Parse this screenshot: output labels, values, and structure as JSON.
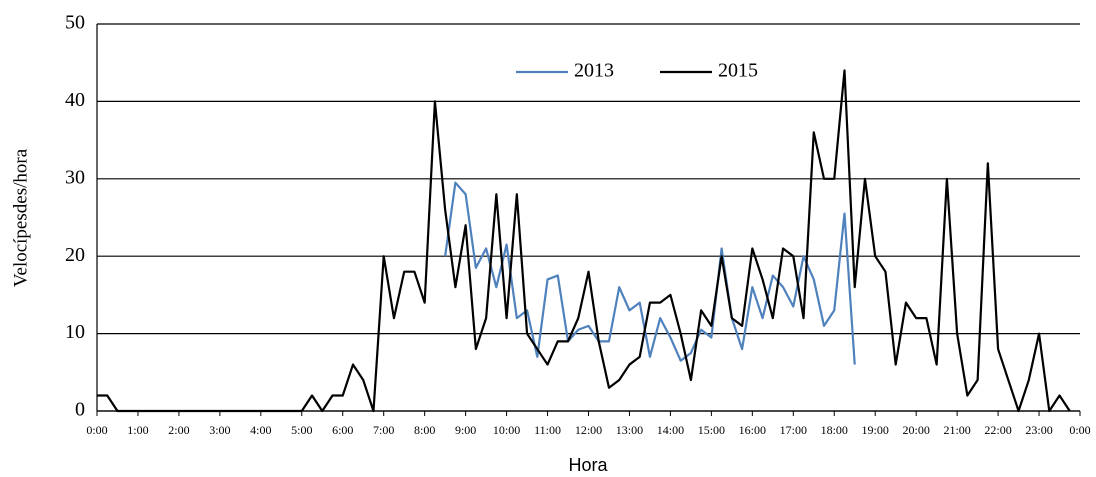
{
  "chart_data": {
    "type": "line",
    "x_label": "Hora",
    "y_label": "Velocípesdes/hora",
    "categories": [
      "0:00",
      null,
      null,
      null,
      "1:00",
      null,
      null,
      null,
      "2:00",
      null,
      null,
      null,
      "3:00",
      null,
      null,
      null,
      "4:00",
      null,
      null,
      null,
      "5:00",
      null,
      null,
      null,
      "6:00",
      null,
      null,
      null,
      "7:00",
      null,
      null,
      null,
      "8:00",
      null,
      null,
      null,
      "9:00",
      null,
      null,
      null,
      "10:00",
      null,
      null,
      null,
      "11:00",
      null,
      null,
      null,
      "12:00",
      null,
      null,
      null,
      "13:00",
      null,
      null,
      null,
      "14:00",
      null,
      null,
      null,
      "15:00",
      null,
      null,
      null,
      "16:00",
      null,
      null,
      null,
      "17:00",
      null,
      null,
      null,
      "18:00",
      null,
      null,
      null,
      "19:00",
      null,
      null,
      null,
      "20:00",
      null,
      null,
      null,
      "21:00",
      null,
      null,
      null,
      "22:00",
      null,
      null,
      null,
      "23:00",
      null,
      null,
      null,
      "0:00"
    ],
    "series": [
      {
        "name": "2013",
        "color": "#4f81bd",
        "values": [
          null,
          null,
          null,
          null,
          null,
          null,
          null,
          null,
          null,
          null,
          null,
          null,
          null,
          null,
          null,
          null,
          null,
          null,
          null,
          null,
          null,
          null,
          null,
          null,
          null,
          null,
          null,
          null,
          null,
          null,
          null,
          null,
          null,
          null,
          20,
          29.5,
          28,
          18.5,
          21,
          16,
          21.5,
          12,
          13,
          7,
          17,
          17.5,
          9,
          10.5,
          11,
          9,
          9,
          16,
          13,
          14,
          7,
          12,
          9.5,
          6.5,
          7.5,
          10.5,
          9.5,
          21,
          12,
          8,
          16,
          12,
          17.5,
          16,
          13.5,
          20,
          17,
          11,
          13,
          25.5,
          6,
          null,
          null,
          null,
          null,
          null,
          null,
          null,
          null,
          null,
          null,
          null,
          null,
          null,
          null,
          null,
          null,
          null,
          null,
          null,
          null,
          null,
          null
        ]
      },
      {
        "name": "2015",
        "color": "#000000",
        "values": [
          2,
          2,
          0,
          0,
          0,
          0,
          0,
          0,
          0,
          0,
          0,
          0,
          0,
          0,
          0,
          0,
          0,
          0,
          0,
          0,
          0,
          2,
          0,
          2,
          2,
          6,
          4,
          0,
          20,
          12,
          18,
          18,
          14,
          40,
          26,
          16,
          24,
          8,
          12,
          28,
          12,
          28,
          10,
          8,
          6,
          9,
          9,
          12,
          18,
          9,
          3,
          4,
          6,
          7,
          14,
          14,
          15,
          10,
          4,
          13,
          11,
          20,
          12,
          11,
          21,
          17,
          12,
          21,
          20,
          12,
          36,
          30,
          30,
          44,
          16,
          30,
          20,
          18,
          6,
          14,
          12,
          12,
          6,
          30,
          10,
          2,
          4,
          32,
          8,
          4,
          0,
          4,
          10,
          0,
          2,
          0,
          null
        ]
      }
    ],
    "ylim": [
      0,
      50
    ],
    "yticks": [
      0,
      10,
      20,
      30,
      40,
      50
    ],
    "grid": true,
    "legend": "top"
  }
}
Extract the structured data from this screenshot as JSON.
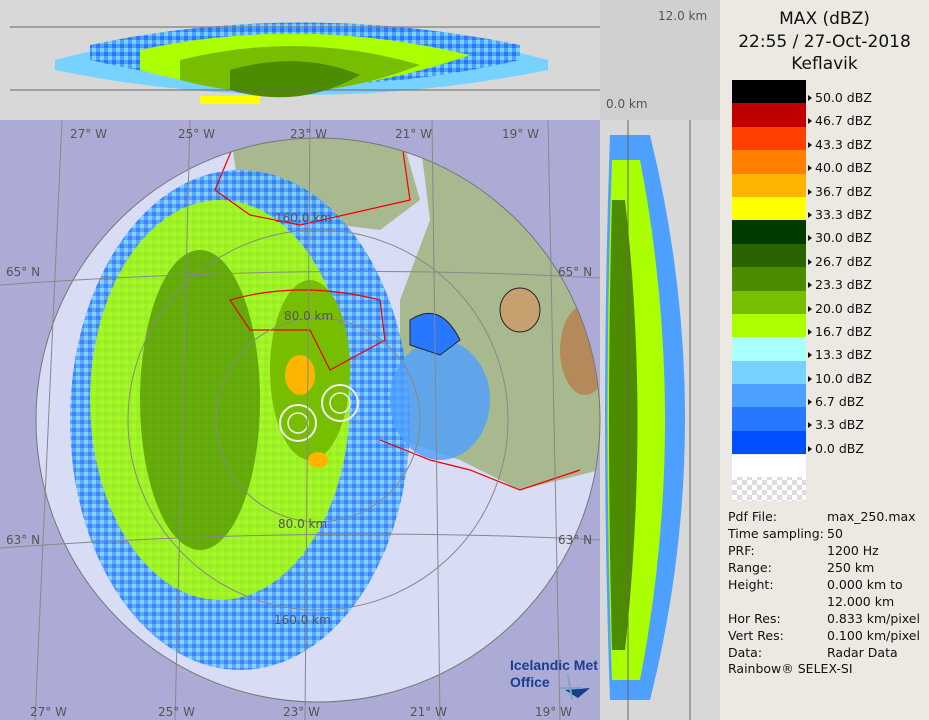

**Task directions**. Above are the records. Copy every line in them holding "screenshot".

**Reply**.
Parse this screenshot: output labels, values, and structure as JSON.
Extract the structured data from this screenshot as JSON.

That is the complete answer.